**Your goal**
In the records below, find each line with the word "during" and copy it.

[Entries from a dataset]
# # #

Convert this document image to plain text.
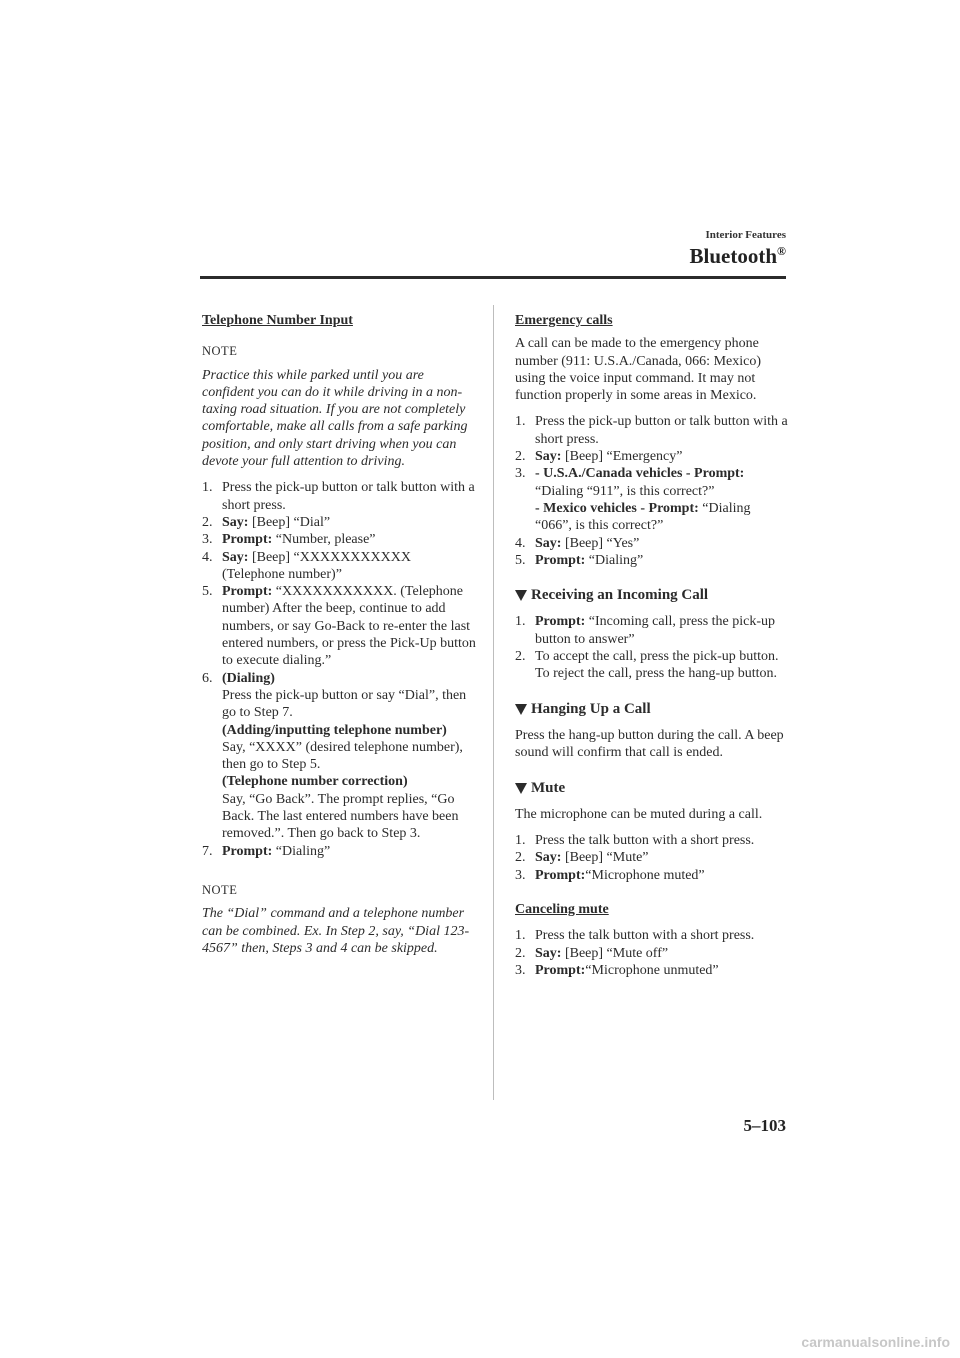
Interior Features
Bluetooth®

Telephone Number Input

NOTE

Practice this while parked until you are confident you can do it while driving in a non-taxing road situation. If you are not completely comfortable, make all calls from a safe parking position, and only start driving when you can devote your full attention to driving.

1. Press the pick-up button or talk button with a short press.
2. Say: [Beep] “Dial”
3. Prompt: “Number, please”
4. Say: [Beep] “XXXXXXXXXXX (Telephone number)”
5. Prompt: “XXXXXXXXXXX. (Telephone number) After the beep, continue to add numbers, or say Go-Back to re-enter the last entered numbers, or press the Pick-Up button to execute dialing.”
6. (Dialing)
Press the pick-up button or say “Dial”, then go to Step 7.
(Adding/inputting telephone number)
Say, “XXXX” (desired telephone number), then go to Step 5.
(Telephone number correction)
Say, “Go Back”. The prompt replies, “Go Back. The last entered numbers have been removed.”. Then go back to Step 3.
7. Prompt: “Dialing”

NOTE

The “Dial” command and a telephone number can be combined. Ex. In Step 2, say, “Dial 123-4567” then, Steps 3 and 4 can be skipped.

Emergency calls

A call can be made to the emergency phone number (911: U.S.A./Canada, 066: Mexico) using the voice input command. It may not function properly in some areas in Mexico.

1. Press the pick-up button or talk button with a short press.
2. Say: [Beep] “Emergency”
3. - U.S.A./Canada vehicles - Prompt:
“Dialing “911”, is this correct?”
- Mexico vehicles - Prompt: “Dialing “066”, is this correct?”
4. Say: [Beep] “Yes”
5. Prompt: “Dialing”
Receiving an Incoming Call
1. Prompt: “Incoming call, press the pick-up button to answer”
2. To accept the call, press the pick-up button.
To reject the call, press the hang-up button.
Hanging Up a Call

Press the hang-up button during the call. A beep sound will confirm that call is ended.

Mute

The microphone can be muted during a call.

1. Press the talk button with a short press.
2. Say: [Beep] “Mute”
3. Prompt:“Microphone muted”

Canceling mute

1. Press the talk button with a short press.
2. Say: [Beep] “Mute off”
3. Prompt:“Microphone unmuted”
5–103
carmanualsonline.info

# # #

**Full answer**
Press the hang-up button during the call. A beep sound will confirm that call is ended.
The microphone can be muted during a call.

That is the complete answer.